Given request:
Would it be possible to write out each entry below exactly, without the pictures?

>> BEGIN Items

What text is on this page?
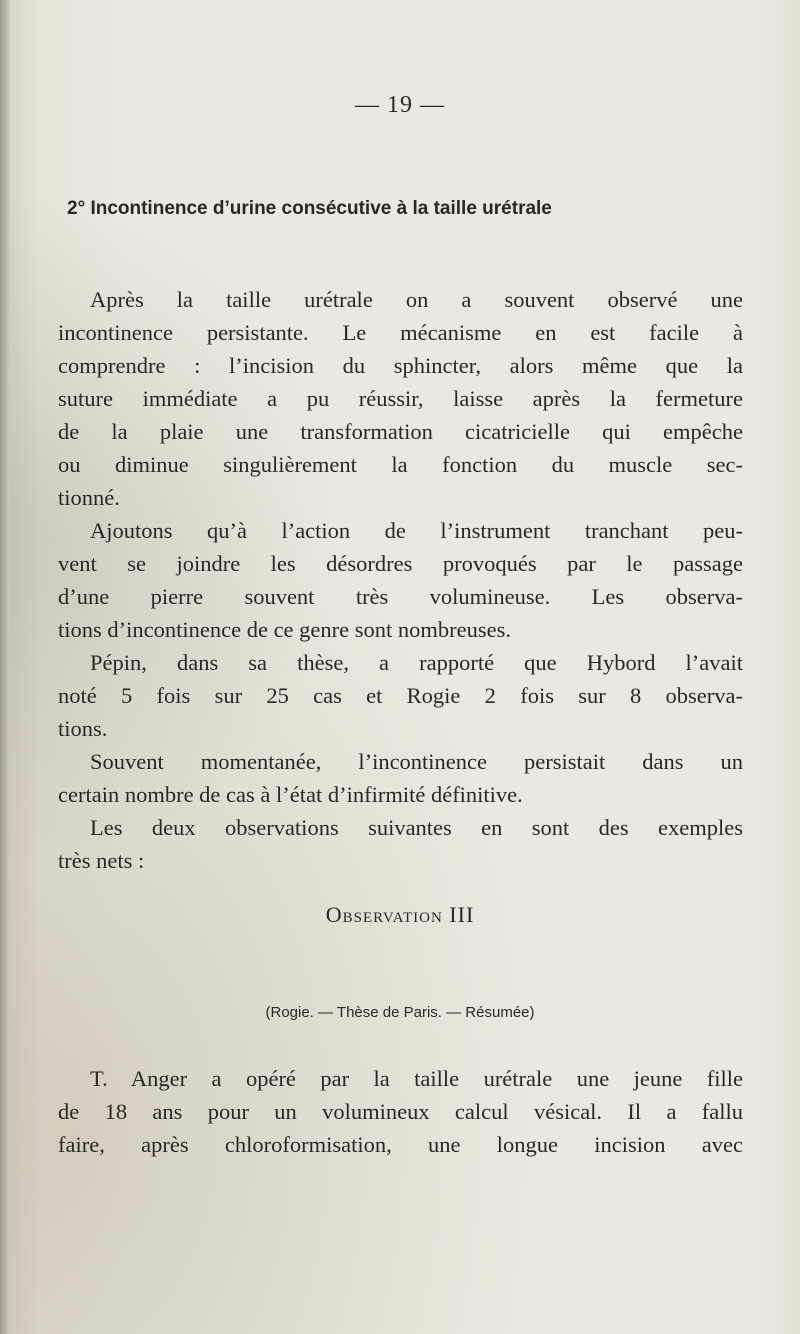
— 19 —
2° Incontinence d’urine consécutive à la taille urétrale
Après la taille urétrale on a souvent observé une
incontinence persistante. Le mécanisme en est facile à
comprendre : l’incision du sphincter, alors même que la
suture immédiate a pu réussir, laisse après la fermeture
de la plaie une transformation cicatricielle qui empêche
ou diminue singulièrement la fonction du muscle sec-
tionné.
Ajoutons qu’à l’action de l’instrument tranchant peu-
vent se joindre les désordres provoqués par le passage
d’une pierre souvent très volumineuse. Les observa-
tions d’incontinence de ce genre sont nombreuses.
Pépin, dans sa thèse, a rapporté que Hybord l’avait
noté 5 fois sur 25 cas et Rogie 2 fois sur 8 observa-
tions.
Souvent momentanée, l’incontinence persistait dans un
certain nombre de cas à l’état d’infirmité définitive.
Les deux observations suivantes en sont des exemples
très nets :
Observation III
(Rogie. — Thèse de Paris. — Résumée)
T. Anger a opéré par la taille urétrale une jeune fille
de 18 ans pour un volumineux calcul vésical. Il a fallu
faire, après chloroformisation, une longue incision avec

>> END Items

Expected output:
What text is on this page?
— 19 —
2° Incontinence d’urine consécutive à la taille urétrale
Après la taille urétrale on a souvent observé une
incontinence persistante. Le mécanisme en est facile à
comprendre : l’incision du sphincter, alors même que la
suture immédiate a pu réussir, laisse après la fermeture
de la plaie une transformation cicatricielle qui empêche
ou diminue singulièrement la fonction du muscle sec-
tionné.
Ajoutons qu’à l’action de l’instrument tranchant peu-
vent se joindre les désordres provoqués par le passage
d’une pierre souvent très volumineuse. Les observa-
tions d’incontinence de ce genre sont nombreuses.
Pépin, dans sa thèse, a rapporté que Hybord l’avait
noté 5 fois sur 25 cas et Rogie 2 fois sur 8 observa-
tions.
Souvent momentanée, l’incontinence persistait dans un
certain nombre de cas à l’état d’infirmité définitive.
Les deux observations suivantes en sont des exemples
très nets :
Observation III
(Rogie. — Thèse de Paris. — Résumée)
T. Anger a opéré par la taille urétrale une jeune fille
de 18 ans pour un volumineux calcul vésical. Il a fallu
faire, après chloroformisation, une longue incision avec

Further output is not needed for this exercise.